_WORK TO COMPLETE_: Gather every line below where "areas" appears.

_Dataset records_:
------------

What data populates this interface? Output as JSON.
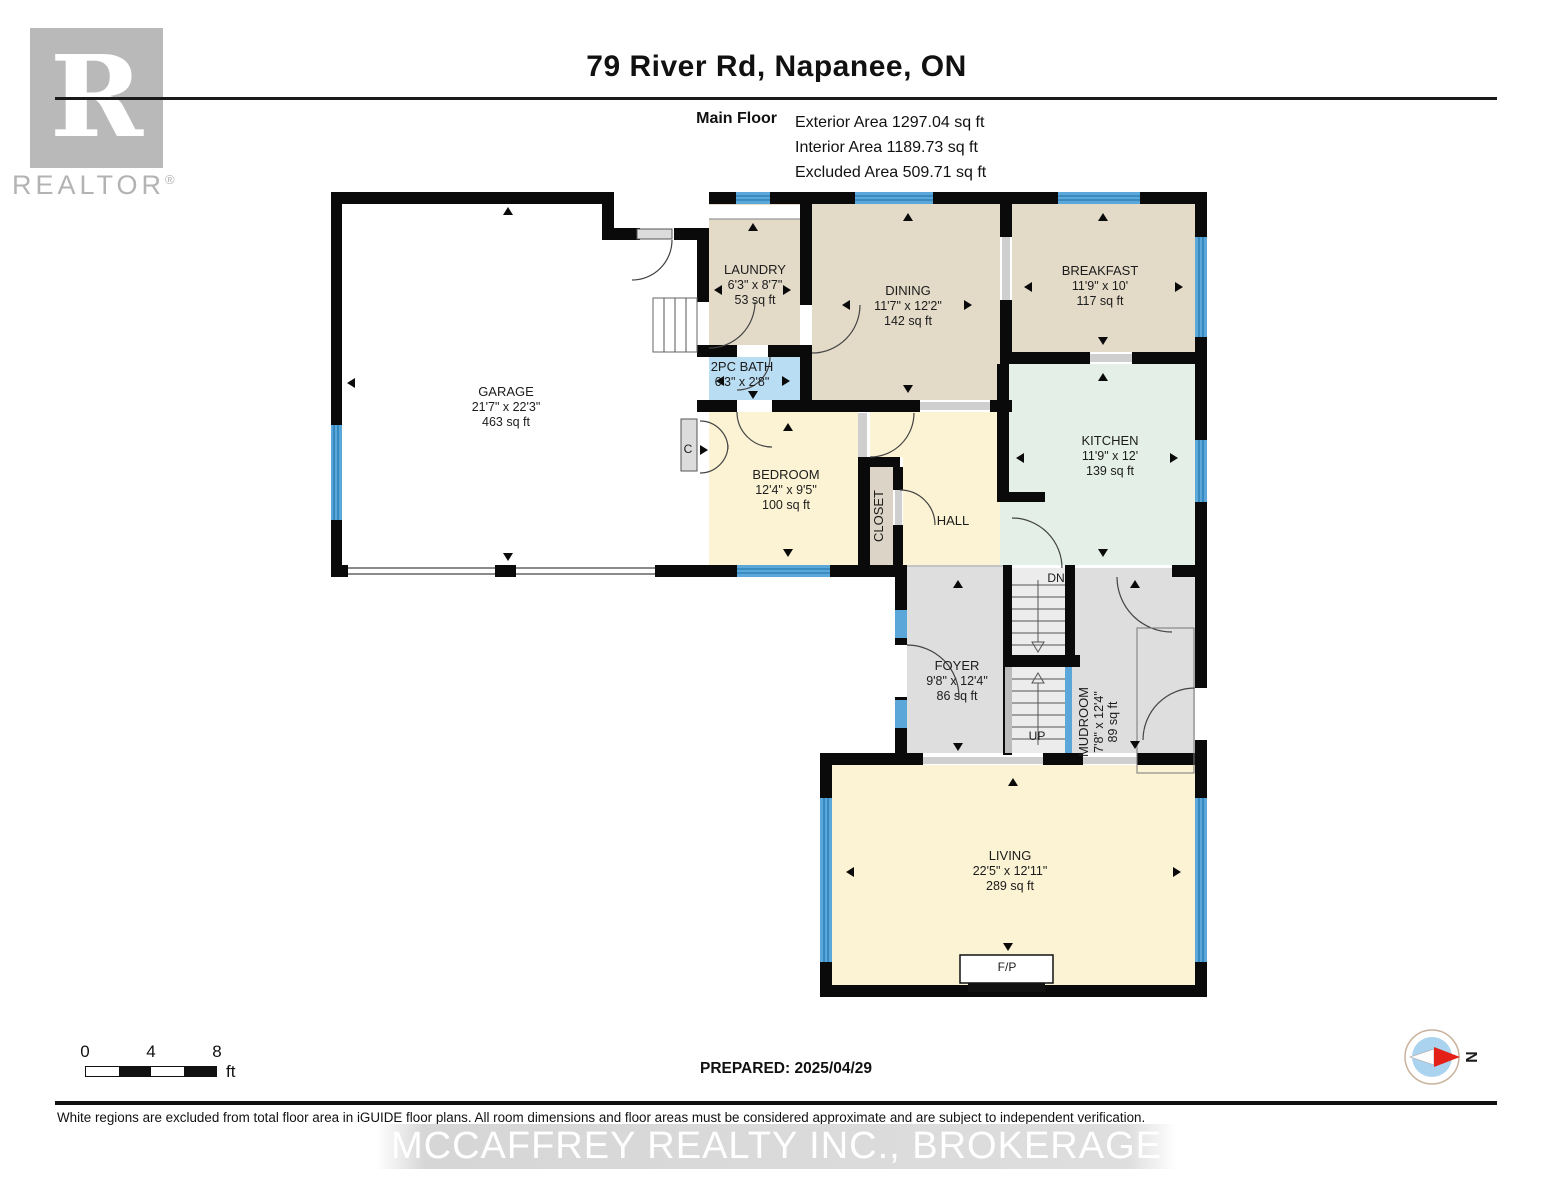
{
  "header": {
    "title": "79 River Rd, Napanee, ON",
    "floor_label": "Main Floor",
    "areas": {
      "exterior": "Exterior Area 1297.04 sq ft",
      "interior": "Interior Area 1189.73 sq ft",
      "excluded": "Excluded Area 509.71 sq ft"
    }
  },
  "logo": {
    "letter": "R",
    "word": "REALTOR",
    "reg": "®"
  },
  "rooms": [
    {
      "id": "garage",
      "name": "GARAGE",
      "dims": "21'7\" x 22'3\"",
      "area": "463 sq ft"
    },
    {
      "id": "laundry",
      "name": "LAUNDRY",
      "dims": "6'3\" x 8'7\"",
      "area": "53 sq ft"
    },
    {
      "id": "dining",
      "name": "DINING",
      "dims": "11'7\" x 12'2\"",
      "area": "142 sq ft"
    },
    {
      "id": "breakfast",
      "name": "BREAKFAST",
      "dims": "11'9\" x 10'",
      "area": "117 sq ft"
    },
    {
      "id": "bath",
      "name": "2PC BATH",
      "dims": "6'3\" x 2'8\"",
      "area": ""
    },
    {
      "id": "kitchen",
      "name": "KITCHEN",
      "dims": "11'9\" x 12'",
      "area": "139 sq ft"
    },
    {
      "id": "bedroom",
      "name": "BEDROOM",
      "dims": "12'4\" x 9'5\"",
      "area": "100 sq ft"
    },
    {
      "id": "closet",
      "name": "CLOSET",
      "dims": "",
      "area": ""
    },
    {
      "id": "hall",
      "name": "HALL",
      "dims": "",
      "area": ""
    },
    {
      "id": "foyer",
      "name": "FOYER",
      "dims": "9'8\" x 12'4\"",
      "area": "86 sq ft"
    },
    {
      "id": "mudroom",
      "name": "MUDROOM",
      "dims": "7'8\" x 12'4\"",
      "area": "89 sq ft"
    },
    {
      "id": "living",
      "name": "LIVING",
      "dims": "22'5\" x 12'11\"",
      "area": "289 sq ft"
    }
  ],
  "plan_labels": {
    "up": "UP",
    "dn": "DN",
    "closet_c": "C",
    "fireplace": "F/P"
  },
  "scale_bar": {
    "tick0": "0",
    "tick4": "4",
    "tick8": "8",
    "unit": "ft"
  },
  "footer": {
    "prepared": "PREPARED: 2025/04/29",
    "disclaimer": "White regions are excluded from total floor area in iGUIDE floor plans. All room dimensions and floor areas must be considered approximate and are subject to independent verification.",
    "watermark": "MCCAFFREY REALTY INC., BROKERAGE",
    "compass_label": "N"
  },
  "colors": {
    "wall": "#0a0a0a",
    "window_blue": "#5ba7d9",
    "room_tan": "#e3dac8",
    "room_bath_blue": "#b9ddf2",
    "room_kitchen_mint": "#e4efe8",
    "room_cream": "#fbf3d4",
    "room_gray": "#dedede",
    "excluded_white": "#ffffff",
    "compass_red": "#e32119",
    "logo_gray": "#b9b9b9"
  }
}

------------

_TASK RESULT_:
    "areas": {
    "disclaimer": "White regions are excluded from total floor area in iGUIDE floor plans. All room dimensions and floor areas must be considered approximate and are subject to independent verification.",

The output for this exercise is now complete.